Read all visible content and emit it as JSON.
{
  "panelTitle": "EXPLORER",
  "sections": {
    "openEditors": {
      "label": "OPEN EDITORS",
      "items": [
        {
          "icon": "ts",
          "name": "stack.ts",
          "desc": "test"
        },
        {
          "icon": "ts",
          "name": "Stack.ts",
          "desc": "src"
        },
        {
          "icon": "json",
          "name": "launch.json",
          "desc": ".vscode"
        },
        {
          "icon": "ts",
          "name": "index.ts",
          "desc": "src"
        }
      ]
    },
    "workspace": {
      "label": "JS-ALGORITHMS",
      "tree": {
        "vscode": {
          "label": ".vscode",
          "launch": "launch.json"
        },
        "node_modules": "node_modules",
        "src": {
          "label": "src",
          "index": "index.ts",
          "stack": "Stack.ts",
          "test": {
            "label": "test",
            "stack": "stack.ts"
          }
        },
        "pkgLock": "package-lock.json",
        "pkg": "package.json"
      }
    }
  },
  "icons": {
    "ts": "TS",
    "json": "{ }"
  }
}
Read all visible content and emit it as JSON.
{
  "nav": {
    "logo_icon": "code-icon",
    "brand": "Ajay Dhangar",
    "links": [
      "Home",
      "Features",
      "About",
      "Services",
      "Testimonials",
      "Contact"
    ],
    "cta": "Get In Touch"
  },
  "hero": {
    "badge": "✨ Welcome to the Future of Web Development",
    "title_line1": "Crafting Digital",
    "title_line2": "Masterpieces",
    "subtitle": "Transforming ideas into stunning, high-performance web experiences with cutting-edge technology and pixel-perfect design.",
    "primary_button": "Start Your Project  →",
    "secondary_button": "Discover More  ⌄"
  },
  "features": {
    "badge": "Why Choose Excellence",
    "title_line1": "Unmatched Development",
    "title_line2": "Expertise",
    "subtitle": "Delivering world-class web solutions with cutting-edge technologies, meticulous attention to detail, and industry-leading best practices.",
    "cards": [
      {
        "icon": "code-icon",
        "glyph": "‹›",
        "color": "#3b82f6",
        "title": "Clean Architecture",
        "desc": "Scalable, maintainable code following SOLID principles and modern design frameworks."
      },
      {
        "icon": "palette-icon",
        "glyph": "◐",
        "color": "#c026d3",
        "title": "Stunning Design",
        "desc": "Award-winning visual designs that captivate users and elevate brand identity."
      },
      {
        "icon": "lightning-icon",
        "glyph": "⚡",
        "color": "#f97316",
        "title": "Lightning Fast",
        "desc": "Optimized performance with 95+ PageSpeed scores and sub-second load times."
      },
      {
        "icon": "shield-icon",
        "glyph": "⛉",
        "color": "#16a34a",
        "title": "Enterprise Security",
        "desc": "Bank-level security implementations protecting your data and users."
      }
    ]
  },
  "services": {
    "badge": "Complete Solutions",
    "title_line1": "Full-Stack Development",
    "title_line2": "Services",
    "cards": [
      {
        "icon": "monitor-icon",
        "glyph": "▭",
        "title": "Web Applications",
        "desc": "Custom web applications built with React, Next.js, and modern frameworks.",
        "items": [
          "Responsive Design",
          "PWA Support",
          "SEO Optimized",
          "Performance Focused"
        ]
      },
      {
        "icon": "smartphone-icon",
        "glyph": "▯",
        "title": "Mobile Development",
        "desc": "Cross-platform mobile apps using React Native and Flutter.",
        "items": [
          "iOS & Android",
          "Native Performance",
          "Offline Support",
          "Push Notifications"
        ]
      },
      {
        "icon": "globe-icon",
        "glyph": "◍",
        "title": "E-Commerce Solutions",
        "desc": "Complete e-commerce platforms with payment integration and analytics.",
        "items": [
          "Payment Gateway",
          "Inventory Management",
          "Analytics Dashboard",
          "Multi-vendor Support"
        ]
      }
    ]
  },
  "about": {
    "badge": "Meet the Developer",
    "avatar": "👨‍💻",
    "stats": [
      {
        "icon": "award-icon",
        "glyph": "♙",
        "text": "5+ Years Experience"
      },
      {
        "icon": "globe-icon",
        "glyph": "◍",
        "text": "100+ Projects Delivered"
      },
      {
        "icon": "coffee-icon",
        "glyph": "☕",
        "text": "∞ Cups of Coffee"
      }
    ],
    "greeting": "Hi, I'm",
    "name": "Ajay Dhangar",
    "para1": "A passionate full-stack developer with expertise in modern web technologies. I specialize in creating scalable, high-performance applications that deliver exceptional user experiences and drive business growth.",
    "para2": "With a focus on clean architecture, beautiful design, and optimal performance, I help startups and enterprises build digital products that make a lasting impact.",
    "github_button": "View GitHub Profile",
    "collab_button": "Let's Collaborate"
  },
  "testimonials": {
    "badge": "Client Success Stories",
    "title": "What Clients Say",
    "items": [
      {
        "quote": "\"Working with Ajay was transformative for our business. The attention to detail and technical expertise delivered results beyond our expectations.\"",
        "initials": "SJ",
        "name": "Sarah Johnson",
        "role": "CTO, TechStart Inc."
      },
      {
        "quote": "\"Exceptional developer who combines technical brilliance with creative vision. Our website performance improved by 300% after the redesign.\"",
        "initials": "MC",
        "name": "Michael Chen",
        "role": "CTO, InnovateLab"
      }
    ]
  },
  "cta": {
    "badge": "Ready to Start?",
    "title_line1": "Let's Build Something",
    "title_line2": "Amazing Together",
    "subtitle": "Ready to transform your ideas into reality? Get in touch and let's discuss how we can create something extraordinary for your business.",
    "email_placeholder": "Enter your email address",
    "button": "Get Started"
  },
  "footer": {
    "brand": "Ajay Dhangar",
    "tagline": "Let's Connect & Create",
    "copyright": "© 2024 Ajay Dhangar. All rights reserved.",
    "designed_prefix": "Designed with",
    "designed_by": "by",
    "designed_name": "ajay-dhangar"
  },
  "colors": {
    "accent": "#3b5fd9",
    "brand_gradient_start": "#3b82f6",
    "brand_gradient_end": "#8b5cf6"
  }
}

═══

• _What you will do_:
Pick out the lines that have the word "high". Copy them all.

• _Answer below_:
    "subtitle": "Transforming ideas into stunning, high-performance web experiences with cutting-edge technology and pixel-perfect design.",
    "para1": "A passionate full-stack developer with expertise in modern web technologies. I specialize in creating scalable, high-performance applications that deliver exceptional user experiences and drive business growth.",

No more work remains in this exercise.